** Start Information provided **

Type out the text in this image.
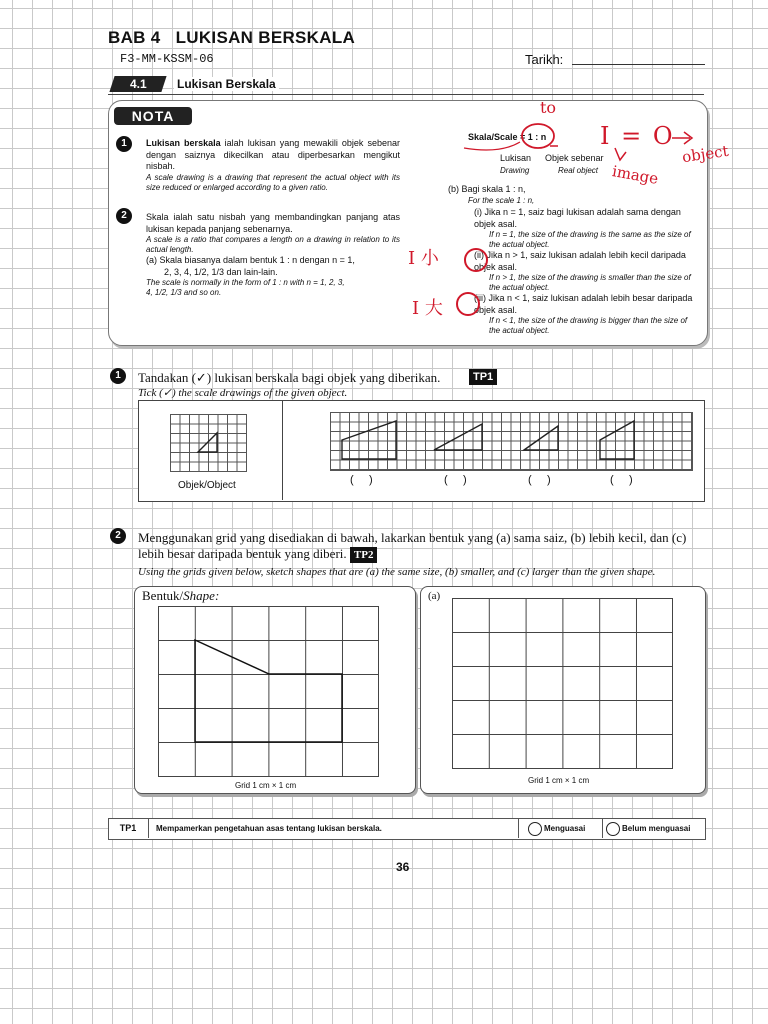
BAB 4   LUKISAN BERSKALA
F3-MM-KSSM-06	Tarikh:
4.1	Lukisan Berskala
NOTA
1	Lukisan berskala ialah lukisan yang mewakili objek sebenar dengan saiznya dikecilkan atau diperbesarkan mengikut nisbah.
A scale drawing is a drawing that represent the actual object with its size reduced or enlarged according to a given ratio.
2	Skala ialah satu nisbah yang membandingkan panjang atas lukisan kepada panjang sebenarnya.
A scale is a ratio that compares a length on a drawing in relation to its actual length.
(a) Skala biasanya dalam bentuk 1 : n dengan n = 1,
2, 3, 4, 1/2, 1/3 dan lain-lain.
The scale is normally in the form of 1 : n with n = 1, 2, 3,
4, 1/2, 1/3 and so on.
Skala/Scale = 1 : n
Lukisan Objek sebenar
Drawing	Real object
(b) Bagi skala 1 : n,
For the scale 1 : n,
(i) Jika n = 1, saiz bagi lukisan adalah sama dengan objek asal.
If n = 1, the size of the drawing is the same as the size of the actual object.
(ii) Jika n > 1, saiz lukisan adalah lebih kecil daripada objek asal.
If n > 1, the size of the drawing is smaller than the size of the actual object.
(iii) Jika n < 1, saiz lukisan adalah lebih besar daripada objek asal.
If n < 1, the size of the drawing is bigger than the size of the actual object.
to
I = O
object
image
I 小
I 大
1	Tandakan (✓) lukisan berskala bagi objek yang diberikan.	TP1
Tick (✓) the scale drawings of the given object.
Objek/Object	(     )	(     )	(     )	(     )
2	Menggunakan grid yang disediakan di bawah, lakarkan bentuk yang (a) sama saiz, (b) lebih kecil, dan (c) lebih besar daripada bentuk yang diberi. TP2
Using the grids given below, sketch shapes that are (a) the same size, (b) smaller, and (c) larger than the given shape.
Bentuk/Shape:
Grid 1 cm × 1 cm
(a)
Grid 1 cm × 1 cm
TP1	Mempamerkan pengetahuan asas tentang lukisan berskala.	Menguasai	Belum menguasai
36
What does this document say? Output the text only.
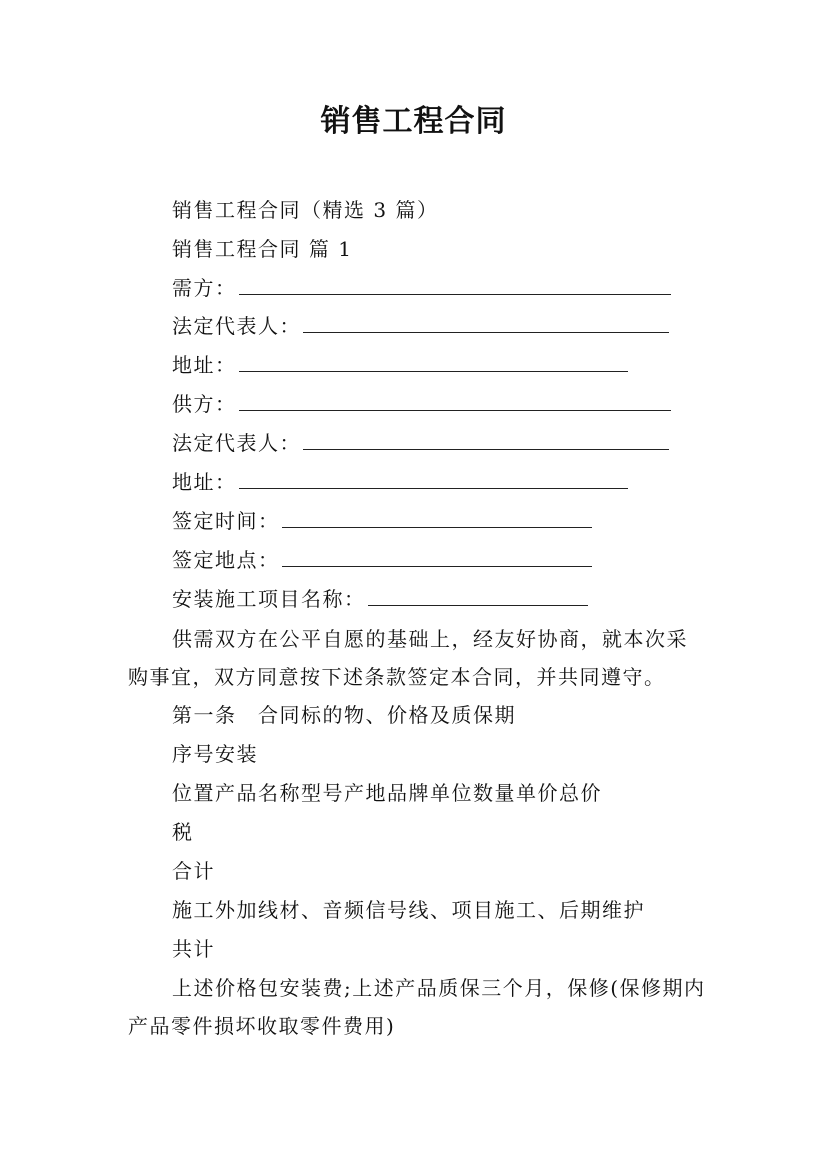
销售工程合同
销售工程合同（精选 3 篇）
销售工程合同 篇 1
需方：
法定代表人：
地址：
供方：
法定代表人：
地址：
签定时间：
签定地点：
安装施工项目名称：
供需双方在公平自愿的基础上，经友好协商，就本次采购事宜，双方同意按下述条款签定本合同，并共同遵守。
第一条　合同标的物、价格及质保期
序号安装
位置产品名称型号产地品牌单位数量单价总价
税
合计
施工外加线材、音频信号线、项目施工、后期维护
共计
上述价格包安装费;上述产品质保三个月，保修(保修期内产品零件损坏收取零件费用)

** End Information provided **

What you will do
Every line from the one with "What does this" through the last line of the material gets printed exactly, and nothing more. Omit the pictures.

Response
What does this document say? Output the text only.
销售工程合同
销售工程合同（精选 3 篇）
销售工程合同 篇 1
需方：
法定代表人：
地址：
供方：
法定代表人：
地址：
签定时间：
签定地点：
安装施工项目名称：
供需双方在公平自愿的基础上，经友好协商，就本次采购事宜，双方同意按下述条款签定本合同，并共同遵守。
第一条　合同标的物、价格及质保期
序号安装
位置产品名称型号产地品牌单位数量单价总价
税
合计
施工外加线材、音频信号线、项目施工、后期维护
共计
上述价格包安装费;上述产品质保三个月，保修(保修期内产品零件损坏收取零件费用)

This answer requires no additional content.